> _Stated exercise_
Return the number of lines that include the string "Tribunal", without any other text.

> _Extracted records_
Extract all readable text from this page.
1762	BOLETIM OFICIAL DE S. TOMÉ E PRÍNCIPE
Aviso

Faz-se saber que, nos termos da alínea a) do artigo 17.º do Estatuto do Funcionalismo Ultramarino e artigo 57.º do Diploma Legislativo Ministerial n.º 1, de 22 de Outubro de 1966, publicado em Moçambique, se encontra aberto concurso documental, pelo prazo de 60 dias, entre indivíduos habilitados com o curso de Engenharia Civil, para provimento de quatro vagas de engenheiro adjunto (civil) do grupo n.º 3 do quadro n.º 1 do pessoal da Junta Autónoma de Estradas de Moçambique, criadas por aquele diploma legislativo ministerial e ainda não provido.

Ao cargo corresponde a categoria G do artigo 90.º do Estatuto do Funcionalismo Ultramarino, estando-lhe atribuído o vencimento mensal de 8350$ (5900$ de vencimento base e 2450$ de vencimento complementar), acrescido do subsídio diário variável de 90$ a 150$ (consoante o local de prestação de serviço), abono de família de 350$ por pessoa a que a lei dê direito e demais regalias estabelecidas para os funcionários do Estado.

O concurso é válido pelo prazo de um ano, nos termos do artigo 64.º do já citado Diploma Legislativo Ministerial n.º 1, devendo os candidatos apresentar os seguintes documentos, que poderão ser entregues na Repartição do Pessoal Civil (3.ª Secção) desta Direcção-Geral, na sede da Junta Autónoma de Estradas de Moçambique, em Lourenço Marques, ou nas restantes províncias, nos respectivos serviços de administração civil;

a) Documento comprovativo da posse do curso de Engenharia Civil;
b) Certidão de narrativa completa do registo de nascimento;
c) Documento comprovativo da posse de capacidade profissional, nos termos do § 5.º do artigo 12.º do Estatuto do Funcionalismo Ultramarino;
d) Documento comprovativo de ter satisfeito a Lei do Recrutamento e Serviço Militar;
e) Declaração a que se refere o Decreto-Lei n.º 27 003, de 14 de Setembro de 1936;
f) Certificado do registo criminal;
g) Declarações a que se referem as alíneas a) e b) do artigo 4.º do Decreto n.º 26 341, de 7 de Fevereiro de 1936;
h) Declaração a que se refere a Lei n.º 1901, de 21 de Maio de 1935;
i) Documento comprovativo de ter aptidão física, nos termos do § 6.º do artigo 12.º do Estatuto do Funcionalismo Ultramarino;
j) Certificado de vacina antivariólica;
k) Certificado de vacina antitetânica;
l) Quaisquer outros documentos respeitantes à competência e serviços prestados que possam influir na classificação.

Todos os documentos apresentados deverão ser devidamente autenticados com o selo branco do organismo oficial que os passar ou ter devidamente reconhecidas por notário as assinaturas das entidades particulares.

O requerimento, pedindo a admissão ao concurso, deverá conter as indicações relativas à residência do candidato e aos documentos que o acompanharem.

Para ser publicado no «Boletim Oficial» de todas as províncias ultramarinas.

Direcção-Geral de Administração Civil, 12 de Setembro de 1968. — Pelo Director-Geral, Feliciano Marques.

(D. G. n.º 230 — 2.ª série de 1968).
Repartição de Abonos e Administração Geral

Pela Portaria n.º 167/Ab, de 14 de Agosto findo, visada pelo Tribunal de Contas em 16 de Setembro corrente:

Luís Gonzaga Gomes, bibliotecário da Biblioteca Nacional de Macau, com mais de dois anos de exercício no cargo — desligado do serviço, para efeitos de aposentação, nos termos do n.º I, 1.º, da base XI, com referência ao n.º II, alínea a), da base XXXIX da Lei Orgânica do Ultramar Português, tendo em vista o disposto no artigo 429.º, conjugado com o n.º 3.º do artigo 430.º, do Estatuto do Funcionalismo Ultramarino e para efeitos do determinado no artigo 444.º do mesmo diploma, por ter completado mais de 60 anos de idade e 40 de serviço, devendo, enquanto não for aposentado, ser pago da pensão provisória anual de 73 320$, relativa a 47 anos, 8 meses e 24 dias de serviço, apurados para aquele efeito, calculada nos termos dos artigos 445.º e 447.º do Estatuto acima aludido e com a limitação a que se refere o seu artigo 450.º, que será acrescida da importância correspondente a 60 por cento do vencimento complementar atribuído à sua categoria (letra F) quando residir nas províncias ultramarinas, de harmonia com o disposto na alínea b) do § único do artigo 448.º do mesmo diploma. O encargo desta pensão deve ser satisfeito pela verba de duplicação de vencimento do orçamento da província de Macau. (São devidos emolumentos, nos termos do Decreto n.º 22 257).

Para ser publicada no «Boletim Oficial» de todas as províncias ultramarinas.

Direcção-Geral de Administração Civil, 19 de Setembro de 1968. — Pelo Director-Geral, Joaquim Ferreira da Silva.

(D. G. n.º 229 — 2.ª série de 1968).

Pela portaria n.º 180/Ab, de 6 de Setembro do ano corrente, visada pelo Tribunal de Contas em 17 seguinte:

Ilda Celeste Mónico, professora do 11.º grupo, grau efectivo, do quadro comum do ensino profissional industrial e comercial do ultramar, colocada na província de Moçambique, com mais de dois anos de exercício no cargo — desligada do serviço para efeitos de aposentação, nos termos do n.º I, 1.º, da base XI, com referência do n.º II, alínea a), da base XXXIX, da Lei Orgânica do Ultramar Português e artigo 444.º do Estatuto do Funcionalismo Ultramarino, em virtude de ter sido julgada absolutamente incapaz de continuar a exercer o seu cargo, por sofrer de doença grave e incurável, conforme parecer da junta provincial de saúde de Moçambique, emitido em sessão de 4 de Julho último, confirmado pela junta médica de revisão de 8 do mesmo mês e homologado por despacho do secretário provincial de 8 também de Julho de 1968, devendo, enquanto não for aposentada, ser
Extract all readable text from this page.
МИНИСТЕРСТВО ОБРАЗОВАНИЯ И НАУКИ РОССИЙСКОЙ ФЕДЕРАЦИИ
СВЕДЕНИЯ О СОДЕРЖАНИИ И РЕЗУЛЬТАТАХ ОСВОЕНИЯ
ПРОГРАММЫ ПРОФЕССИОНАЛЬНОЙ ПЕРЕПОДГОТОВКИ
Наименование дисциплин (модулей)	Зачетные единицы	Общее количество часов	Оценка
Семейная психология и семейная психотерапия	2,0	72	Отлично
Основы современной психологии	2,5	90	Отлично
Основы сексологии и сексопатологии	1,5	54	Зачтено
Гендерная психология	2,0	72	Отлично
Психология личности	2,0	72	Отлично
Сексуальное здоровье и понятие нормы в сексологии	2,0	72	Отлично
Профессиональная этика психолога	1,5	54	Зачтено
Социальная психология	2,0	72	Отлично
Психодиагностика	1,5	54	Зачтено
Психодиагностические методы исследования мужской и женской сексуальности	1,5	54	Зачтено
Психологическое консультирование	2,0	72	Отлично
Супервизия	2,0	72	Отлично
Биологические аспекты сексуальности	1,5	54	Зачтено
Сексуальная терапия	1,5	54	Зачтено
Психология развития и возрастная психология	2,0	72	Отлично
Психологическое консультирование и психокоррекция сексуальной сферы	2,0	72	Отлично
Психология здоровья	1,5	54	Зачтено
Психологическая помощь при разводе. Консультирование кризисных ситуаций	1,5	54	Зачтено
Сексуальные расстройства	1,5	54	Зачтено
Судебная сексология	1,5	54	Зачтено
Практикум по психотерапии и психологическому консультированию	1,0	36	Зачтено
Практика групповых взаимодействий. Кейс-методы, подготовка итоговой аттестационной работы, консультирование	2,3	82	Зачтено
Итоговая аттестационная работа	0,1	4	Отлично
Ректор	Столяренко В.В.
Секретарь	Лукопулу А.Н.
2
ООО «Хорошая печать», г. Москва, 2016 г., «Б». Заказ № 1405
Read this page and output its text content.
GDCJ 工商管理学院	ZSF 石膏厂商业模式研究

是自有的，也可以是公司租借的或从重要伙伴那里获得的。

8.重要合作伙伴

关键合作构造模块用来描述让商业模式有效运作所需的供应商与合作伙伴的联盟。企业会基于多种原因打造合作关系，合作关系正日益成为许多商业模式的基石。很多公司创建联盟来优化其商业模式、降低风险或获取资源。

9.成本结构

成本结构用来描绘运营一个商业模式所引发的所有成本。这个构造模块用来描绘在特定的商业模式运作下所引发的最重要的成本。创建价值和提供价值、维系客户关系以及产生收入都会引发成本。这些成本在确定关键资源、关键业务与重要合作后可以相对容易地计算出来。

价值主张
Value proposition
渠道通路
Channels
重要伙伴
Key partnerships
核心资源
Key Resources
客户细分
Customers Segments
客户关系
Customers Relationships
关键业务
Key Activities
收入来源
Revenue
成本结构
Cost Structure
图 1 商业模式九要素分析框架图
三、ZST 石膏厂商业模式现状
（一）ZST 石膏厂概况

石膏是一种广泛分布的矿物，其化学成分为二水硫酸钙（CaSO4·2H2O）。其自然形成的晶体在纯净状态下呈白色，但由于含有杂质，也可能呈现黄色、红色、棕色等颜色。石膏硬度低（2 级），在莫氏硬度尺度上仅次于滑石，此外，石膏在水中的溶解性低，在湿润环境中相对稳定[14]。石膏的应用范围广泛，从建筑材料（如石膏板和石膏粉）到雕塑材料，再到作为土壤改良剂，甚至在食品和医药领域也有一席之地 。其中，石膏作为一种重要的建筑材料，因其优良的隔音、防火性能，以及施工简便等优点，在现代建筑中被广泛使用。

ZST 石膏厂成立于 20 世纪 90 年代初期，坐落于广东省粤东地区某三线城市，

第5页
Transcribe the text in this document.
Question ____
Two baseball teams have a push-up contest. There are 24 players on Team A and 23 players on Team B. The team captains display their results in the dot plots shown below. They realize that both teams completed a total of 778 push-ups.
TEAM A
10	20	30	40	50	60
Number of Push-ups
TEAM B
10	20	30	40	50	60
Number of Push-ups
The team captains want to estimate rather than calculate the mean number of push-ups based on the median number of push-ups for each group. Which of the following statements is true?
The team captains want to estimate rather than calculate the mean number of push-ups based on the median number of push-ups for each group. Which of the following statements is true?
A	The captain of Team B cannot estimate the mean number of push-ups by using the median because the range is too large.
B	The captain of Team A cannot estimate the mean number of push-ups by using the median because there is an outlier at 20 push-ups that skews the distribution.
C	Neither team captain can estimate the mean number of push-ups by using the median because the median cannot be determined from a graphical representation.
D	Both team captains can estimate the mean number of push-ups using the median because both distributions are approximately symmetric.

> _Result for this exercise_
2